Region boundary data
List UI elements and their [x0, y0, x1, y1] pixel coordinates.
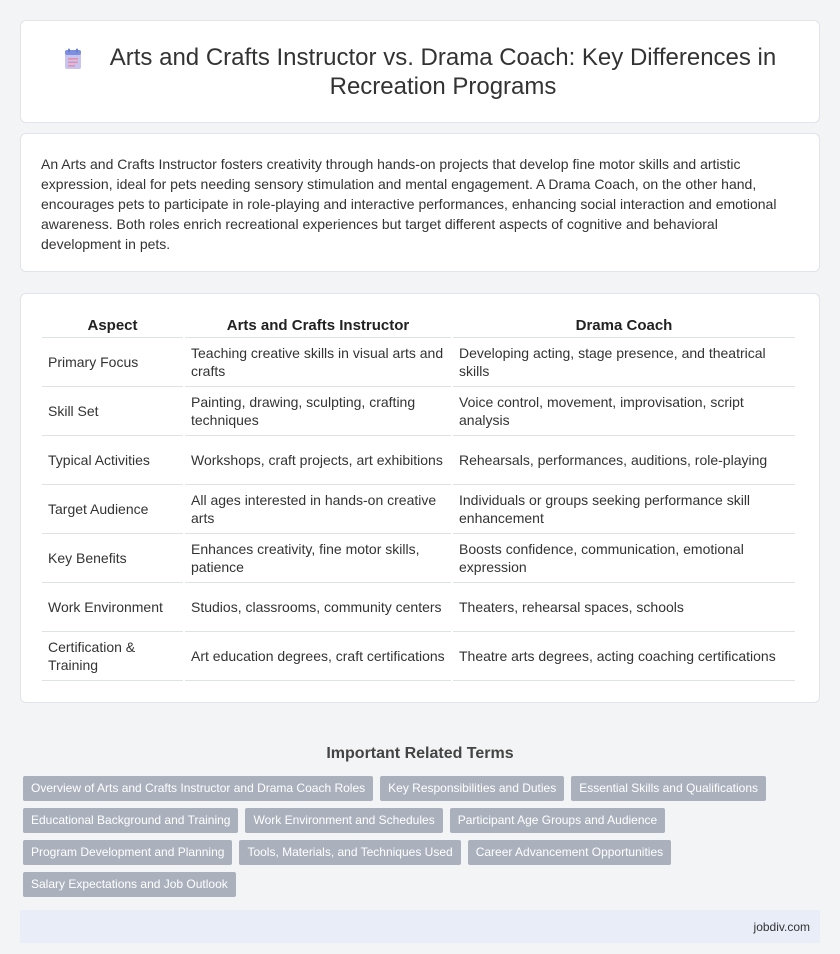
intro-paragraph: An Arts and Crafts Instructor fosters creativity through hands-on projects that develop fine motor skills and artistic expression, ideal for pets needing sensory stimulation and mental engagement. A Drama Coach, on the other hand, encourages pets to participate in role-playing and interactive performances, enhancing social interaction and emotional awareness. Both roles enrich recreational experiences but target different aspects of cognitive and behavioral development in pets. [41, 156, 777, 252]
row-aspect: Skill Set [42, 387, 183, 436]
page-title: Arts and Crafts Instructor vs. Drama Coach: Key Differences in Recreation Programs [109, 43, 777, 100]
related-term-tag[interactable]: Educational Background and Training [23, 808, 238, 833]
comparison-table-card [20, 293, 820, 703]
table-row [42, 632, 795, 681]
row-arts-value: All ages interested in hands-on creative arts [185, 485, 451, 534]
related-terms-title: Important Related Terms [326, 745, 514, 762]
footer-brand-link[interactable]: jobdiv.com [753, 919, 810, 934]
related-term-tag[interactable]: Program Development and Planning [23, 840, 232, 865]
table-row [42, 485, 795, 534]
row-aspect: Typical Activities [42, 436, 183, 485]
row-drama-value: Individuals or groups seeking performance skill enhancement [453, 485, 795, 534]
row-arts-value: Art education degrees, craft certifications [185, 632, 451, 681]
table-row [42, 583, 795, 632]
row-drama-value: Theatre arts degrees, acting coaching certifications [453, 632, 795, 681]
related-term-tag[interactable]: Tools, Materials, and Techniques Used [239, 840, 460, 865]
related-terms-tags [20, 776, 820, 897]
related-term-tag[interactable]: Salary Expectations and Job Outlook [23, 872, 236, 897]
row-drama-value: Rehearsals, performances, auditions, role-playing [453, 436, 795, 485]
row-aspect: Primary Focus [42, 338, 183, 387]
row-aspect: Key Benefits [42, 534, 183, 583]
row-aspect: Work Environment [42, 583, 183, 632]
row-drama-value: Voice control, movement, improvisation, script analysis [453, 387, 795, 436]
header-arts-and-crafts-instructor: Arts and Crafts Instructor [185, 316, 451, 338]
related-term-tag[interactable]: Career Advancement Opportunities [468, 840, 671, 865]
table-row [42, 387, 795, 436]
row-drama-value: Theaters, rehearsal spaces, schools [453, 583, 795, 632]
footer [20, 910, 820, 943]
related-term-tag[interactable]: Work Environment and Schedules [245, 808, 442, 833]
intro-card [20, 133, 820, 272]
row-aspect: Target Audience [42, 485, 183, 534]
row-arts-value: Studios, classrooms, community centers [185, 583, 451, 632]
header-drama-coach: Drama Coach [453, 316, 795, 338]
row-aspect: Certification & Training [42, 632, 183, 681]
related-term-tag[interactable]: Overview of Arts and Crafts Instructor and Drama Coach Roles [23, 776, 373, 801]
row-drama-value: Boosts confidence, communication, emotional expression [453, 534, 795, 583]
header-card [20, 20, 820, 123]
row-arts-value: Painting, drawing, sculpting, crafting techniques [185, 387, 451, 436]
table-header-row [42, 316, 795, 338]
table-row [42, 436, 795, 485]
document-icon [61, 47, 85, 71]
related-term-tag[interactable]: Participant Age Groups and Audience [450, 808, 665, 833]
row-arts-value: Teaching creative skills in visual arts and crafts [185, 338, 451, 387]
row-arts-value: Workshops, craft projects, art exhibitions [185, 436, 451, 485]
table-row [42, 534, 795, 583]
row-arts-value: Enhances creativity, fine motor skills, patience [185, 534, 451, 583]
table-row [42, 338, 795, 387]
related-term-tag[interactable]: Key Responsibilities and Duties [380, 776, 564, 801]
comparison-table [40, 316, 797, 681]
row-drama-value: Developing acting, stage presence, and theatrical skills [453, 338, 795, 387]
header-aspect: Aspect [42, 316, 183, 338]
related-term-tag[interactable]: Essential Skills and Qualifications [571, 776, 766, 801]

◆ Given task ◆
Copy out all the records again, switching "Workshops" to "Classes" and changing nothing else. Leave the pictures out.

◆ The response ◆
List UI elements and their [x0, y0, x1, y1] pixel coordinates.
intro-paragraph: An Arts and Crafts Instructor fosters creativity through hands-on projects that develop fine motor skills and artistic expression, ideal for pets needing sensory stimulation and mental engagement. A Drama Coach, on the other hand, encourages pets to participate in role-playing and interactive performances, enhancing social interaction and emotional awareness. Both roles enrich recreational experiences but target different aspects of cognitive and behavioral development in pets. [41, 156, 777, 252]
row-aspect: Skill Set [42, 387, 183, 436]
page-title: Arts and Crafts Instructor vs. Drama Coach: Key Differences in Recreation Programs [109, 43, 777, 100]
related-term-tag[interactable]: Educational Background and Training [23, 808, 238, 833]
comparison-table-card [20, 293, 820, 703]
table-row [42, 632, 795, 681]
row-arts-value: All ages interested in hands-on creative arts [185, 485, 451, 534]
related-terms-title: Important Related Terms [326, 745, 514, 762]
footer-brand-link[interactable]: jobdiv.com [753, 919, 810, 934]
related-term-tag[interactable]: Program Development and Planning [23, 840, 232, 865]
table-row [42, 485, 795, 534]
row-aspect: Typical Activities [42, 436, 183, 485]
row-drama-value: Individuals or groups seeking performance skill enhancement [453, 485, 795, 534]
row-arts-value: Art education degrees, craft certifications [185, 632, 451, 681]
table-row [42, 583, 795, 632]
row-drama-value: Theatre arts degrees, acting coaching certifications [453, 632, 795, 681]
related-term-tag[interactable]: Tools, Materials, and Techniques Used [239, 840, 460, 865]
related-terms-tags [20, 776, 820, 897]
related-term-tag[interactable]: Salary Expectations and Job Outlook [23, 872, 236, 897]
row-drama-value: Rehearsals, performances, auditions, role-playing [453, 436, 795, 485]
row-aspect: Primary Focus [42, 338, 183, 387]
row-aspect: Key Benefits [42, 534, 183, 583]
row-aspect: Work Environment [42, 583, 183, 632]
row-drama-value: Voice control, movement, improvisation, script analysis [453, 387, 795, 436]
header-arts-and-crafts-instructor: Arts and Crafts Instructor [185, 316, 451, 338]
related-term-tag[interactable]: Career Advancement Opportunities [468, 840, 671, 865]
table-row [42, 387, 795, 436]
row-drama-value: Theaters, rehearsal spaces, schools [453, 583, 795, 632]
footer [20, 910, 820, 943]
related-term-tag[interactable]: Work Environment and Schedules [245, 808, 442, 833]
intro-card [20, 133, 820, 272]
row-aspect: Target Audience [42, 485, 183, 534]
row-arts-value: Studios, classrooms, community centers [185, 583, 451, 632]
header-drama-coach: Drama Coach [453, 316, 795, 338]
row-aspect: Certification & Training [42, 632, 183, 681]
related-term-tag[interactable]: Overview of Arts and Crafts Instructor and Drama Coach Roles [23, 776, 373, 801]
row-drama-value: Boosts confidence, communication, emotional expression [453, 534, 795, 583]
header-card [20, 20, 820, 123]
row-arts-value: Painting, drawing, sculpting, crafting techniques [185, 387, 451, 436]
table-header-row [42, 316, 795, 338]
table-row [42, 436, 795, 485]
document-icon [61, 47, 85, 71]
related-term-tag[interactable]: Participant Age Groups and Audience [450, 808, 665, 833]
row-arts-value: Teaching creative skills in visual arts and crafts [185, 338, 451, 387]
row-arts-value: Classes, craft projects, art exhibitions [185, 436, 451, 485]
table-row [42, 534, 795, 583]
row-arts-value: Enhances creativity, fine motor skills, patience [185, 534, 451, 583]
table-row [42, 338, 795, 387]
related-term-tag[interactable]: Key Responsibilities and Duties [380, 776, 564, 801]
comparison-table [40, 316, 797, 681]
row-drama-value: Developing acting, stage presence, and theatrical skills [453, 338, 795, 387]
header-aspect: Aspect [42, 316, 183, 338]
related-term-tag[interactable]: Essential Skills and Qualifications [571, 776, 766, 801]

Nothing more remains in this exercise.